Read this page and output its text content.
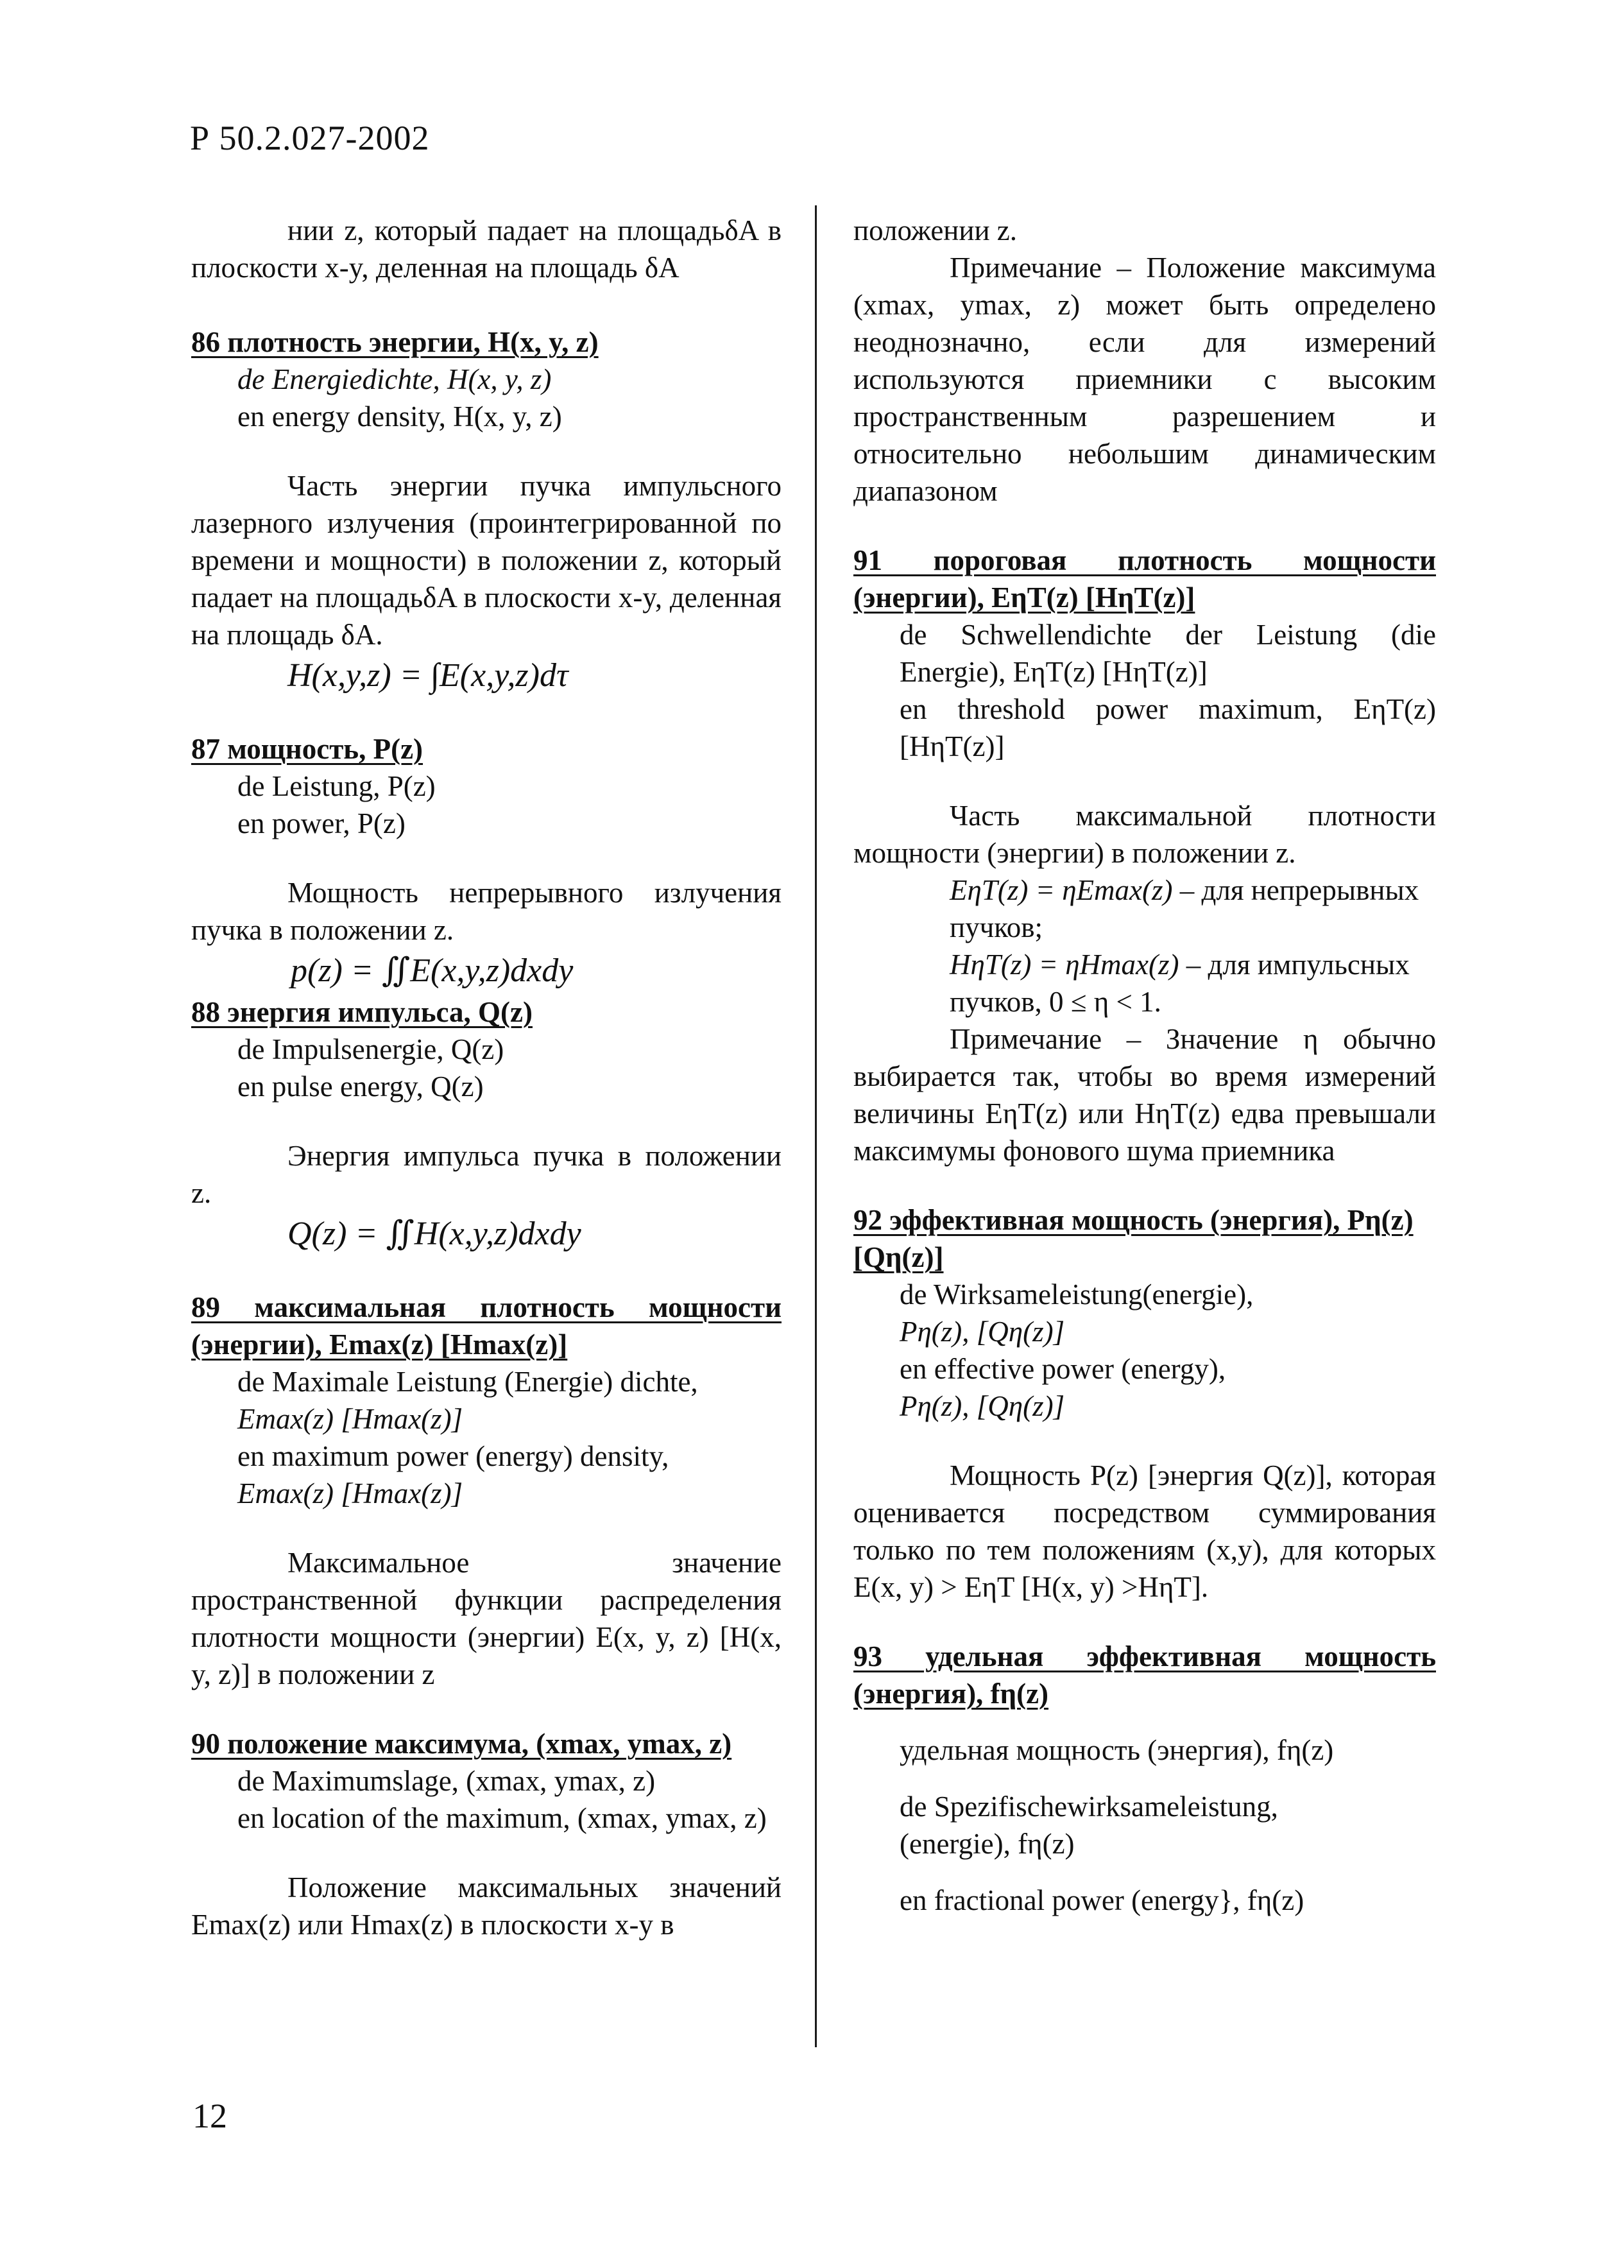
Р 50.2.027-2002
нии z, который падает на площадьδA в плоскости x-y, деленная на площадь δA
86 плотность энергии, H(x, y, z)
de Energiedichte, H(x, y, z)
en energy density, H(x, y, z)
Часть энергии пучка импульсного лазерного излучения (проинтегрированной по времени и мощности) в положении z, который падает на площадьδA в плоскости x-y, деленная на площадь δA.
H(x,y,z) = ∫E(x,y,z)dτ
87 мощность, P(z)
de Leistung, P(z)
en power, P(z)
Мощность непрерывного излучения пучка в положении z.
p(z) = ∬E(x,y,z)dxdy
88 энергия импульса, Q(z)
de Impulsenergie, Q(z)
en pulse energy, Q(z)
Энергия импульса пучка в положении z.
Q(z) = ∬H(x,y,z)dxdy
89 максимальная плотность мощности (энергии), Emax(z) [Hmax(z)]
de Maximale Leistung (Energie) dichte,
Emax(z) [Hmax(z)]
en maximum power (energy) density,
Emax(z) [Hmax(z)]
Максимальное значение пространственной функции распределения плотности мощности (энергии) E(x, y, z) [H(x, y, z)] в положении z
90 положение максимума, (xmax, ymax, z)
de Maximumslage, (xmax, ymax, z)
en location of the maximum, (xmax, ymax, z)
Положение максимальных значений Emax(z) или Hmax(z) в плоскости x-y в
положении z.
Примечание – Положение максимума (xmax, ymax, z) может быть определено неоднозначно, если для измерений используются приемники с высоким пространственным разрешением и относительно небольшим динамическим диапазоном
91 пороговая плотность мощности (энергии), EηT(z) [HηT(z)]
de Schwellendichte der Leistung (die Energie), EηT(z) [HηT(z)]
en threshold power maximum, EηT(z) [HηT(z)]
Часть максимальной плотности мощности (энергии) в положении z.
EηT(z) = ηEmax(z) – для непрерывных пучков;
HηT(z) = ηHmax(z) – для импульсных пучков, 0 ≤ η < 1.
Примечание – Значение η обычно выбирается так, чтобы во время измерений величины EηT(z) или HηT(z) едва превышали максимумы фонового шума приемника
92 эффективная мощность (энергия), Pη(z) [Qη(z)]
de Wirksameleistung(energie),
Pη(z), [Qη(z)]
en effective power (energy),
Pη(z), [Qη(z)]
Мощность P(z) [энергия Q(z)], которая оценивается посредством суммирования только по тем положениям (x,y), для которых E(x, y) > EηT [H(x, y) >HηT].
93 удельная эффективная мощность (энергия), fη(z)
удельная мощность (энергия), fη(z)
de Spezifischewirksameleistung,
(energie), fη(z)
en fractional power (energy}, fη(z)
12
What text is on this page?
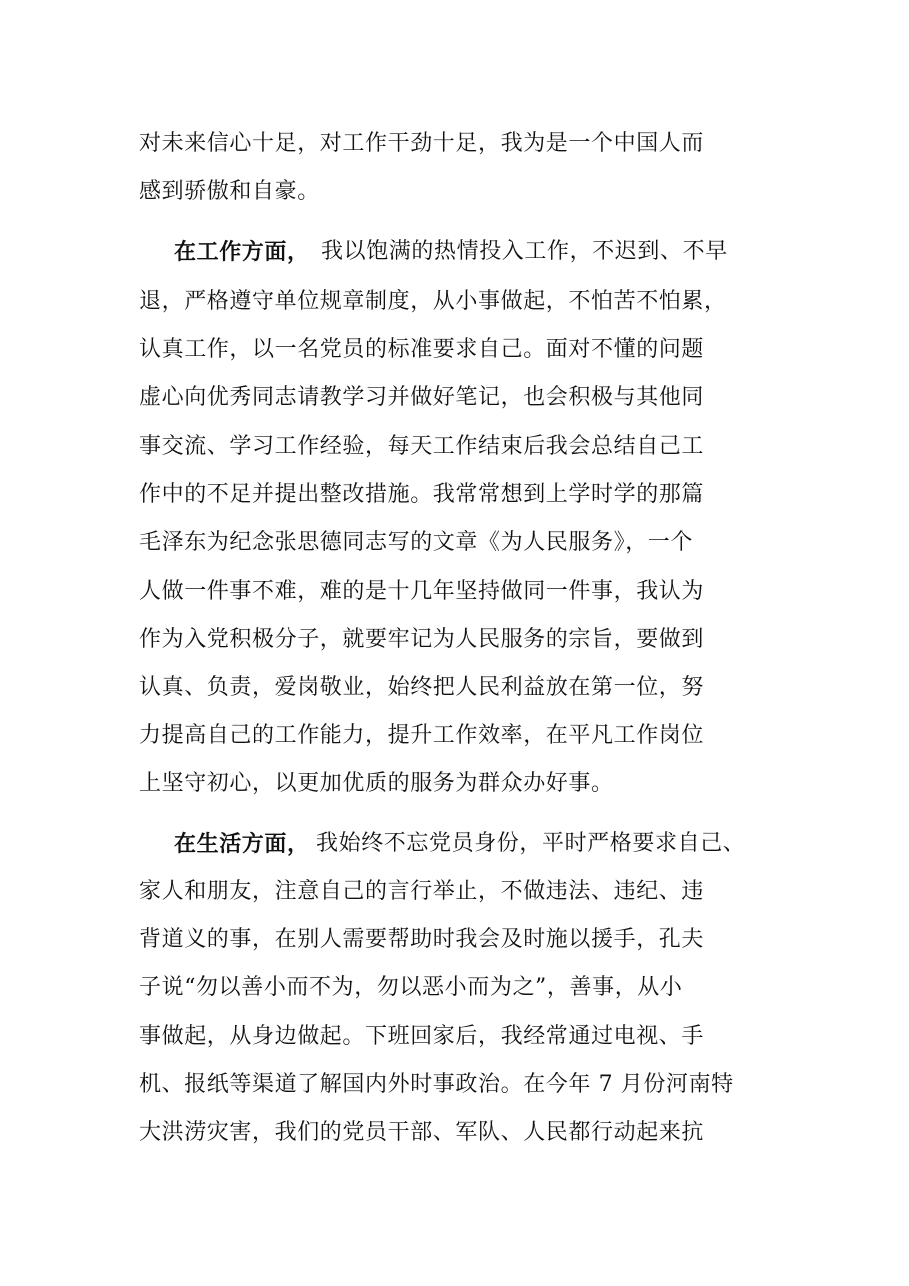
对未来信心十足，对工作干劲十足，我为是一个中国人而
感到骄傲和自豪。
在工作方面， 我以饱满的热情投入工作，不迟到、不早
退，严格遵守单位规章制度，从小事做起，不怕苦不怕累，
认真工作，以一名党员的标准要求自己。面对不懂的问题
虚心向优秀同志请教学习并做好笔记，也会积极与其他同
事交流、学习工作经验，每天工作结束后我会总结自己工
作中的不足并提出整改措施。我常常想到上学时学的那篇
毛泽东为纪念张思德同志写的文章《为人民服务》，一个
人做一件事不难，难的是十几年坚持做同一件事，我认为
作为入党积极分子，就要牢记为人民服务的宗旨，要做到
认真、负责，爱岗敬业，始终把人民利益放在第一位，努
力提高自己的工作能力，提升工作效率，在平凡工作岗位
上坚守初心，以更加优质的服务为群众办好事。
在生活方面， 我始终不忘党员身份，平时严格要求自己、
家人和朋友，注意自己的言行举止，不做违法、违纪、违
背道义的事，在别人需要帮助时我会及时施以援手，孔夫
子说“勿以善小而不为，勿以恶小而为之”，善事，从小
事做起，从身边做起。下班回家后，我经常通过电视、手
机、报纸等渠道了解国内外时事政治。在今年 7 月份河南特
大洪涝灾害，我们的党员干部、军队、人民都行动起来抗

■ ■ ■ ■

Retype every entry verbatim and exclude the pictures from the copy.

Read this page and output its text content.
Р 50.2.027-2002
нии z, который падает на площадьδA в плоскости x-y, деленная на площадь δA
86 плотность энергии, H(x, y, z)
de Energiedichte, H(x, y, z)
en energy density, H(x, y, z)
Часть энергии пучка импульсного лазерного излучения (проинтегрированной по времени и мощности) в положении z, который падает на площадьδA в плоскости x-y, деленная на площадь δA.
H(x,y,z) = ∫E(x,y,z)dτ
87 мощность, P(z)
de Leistung, P(z)
en power, P(z)
Мощность непрерывного излучения пучка в положении z.
p(z) = ∬E(x,y,z)dxdy
88 энергия импульса, Q(z)
de Impulsenergie, Q(z)
en pulse energy, Q(z)
Энергия импульса пучка в положении z.
Q(z) = ∬H(x,y,z)dxdy
89 максимальная плотность мощности (энергии), Emax(z) [Hmax(z)]
de Maximale Leistung (Energie) dichte,
Emax(z) [Hmax(z)]
en maximum power (energy) density,
Emax(z) [Hmax(z)]
Максимальное значение пространственной функции распределения плотности мощности (энергии) E(x, y, z) [H(x, y, z)] в положении z
90 положение максимума, (xmax, ymax, z)
de Maximumslage, (xmax, ymax, z)
en location of the maximum, (xmax, ymax, z)
Положение максимальных значений Emax(z) или Hmax(z) в плоскости x-y в
положении z.
Примечание – Положение максимума (xmax, ymax, z) может быть определено неоднозначно, если для измерений используются приемники с высоким пространственным разрешением и относительно небольшим динамическим диапазоном
91 пороговая плотность мощности (энергии), EηT(z) [HηT(z)]
de Schwellendichte der Leistung (die Energie), EηT(z) [HηT(z)]
en threshold power maximum, EηT(z) [HηT(z)]
Часть максимальной плотности мощности (энергии) в положении z.
EηT(z) = ηEmax(z) – для непрерывных пучков;
HηT(z) = ηHmax(z) – для импульсных пучков, 0 ≤ η < 1.
Примечание – Значение η обычно выбирается так, чтобы во время измерений величины EηT(z) или HηT(z) едва превышали максимумы фонового шума приемника
92 эффективная мощность (энергия), Pη(z) [Qη(z)]
de Wirksameleistung(energie),
Pη(z), [Qη(z)]
en effective power (energy),
Pη(z), [Qη(z)]
Мощность P(z) [энергия Q(z)], которая оценивается посредством суммирования только по тем положениям (x,y), для которых E(x, y) > EηT [H(x, y) >HηT].
93 удельная эффективная мощность (энергия), fη(z)
удельная мощность (энергия), fη(z)
de Spezifischewirksameleistung,
(energie), fη(z)
en fractional power (energy}, fη(z)
12
What text is on this page?
对未来信心十足，对工作干劲十足，我为是一个中国人而
感到骄傲和自豪。
在工作方面， 我以饱满的热情投入工作，不迟到、不早
退，严格遵守单位规章制度，从小事做起，不怕苦不怕累，
认真工作，以一名党员的标准要求自己。面对不懂的问题
虚心向优秀同志请教学习并做好笔记，也会积极与其他同
事交流、学习工作经验，每天工作结束后我会总结自己工
作中的不足并提出整改措施。我常常想到上学时学的那篇
毛泽东为纪念张思德同志写的文章《为人民服务》，一个
人做一件事不难，难的是十几年坚持做同一件事，我认为
作为入党积极分子，就要牢记为人民服务的宗旨，要做到
认真、负责，爱岗敬业，始终把人民利益放在第一位，努
力提高自己的工作能力，提升工作效率，在平凡工作岗位
上坚守初心，以更加优质的服务为群众办好事。
在生活方面， 我始终不忘党员身份，平时严格要求自己、
家人和朋友，注意自己的言行举止，不做违法、违纪、违
背道义的事，在别人需要帮助时我会及时施以援手，孔夫
子说“勿以善小而不为，勿以恶小而为之”，善事，从小
事做起，从身边做起。下班回家后，我经常通过电视、手
机、报纸等渠道了解国内外时事政治。在今年 7 月份河南特
大洪涝灾害，我们的党员干部、军队、人民都行动起来抗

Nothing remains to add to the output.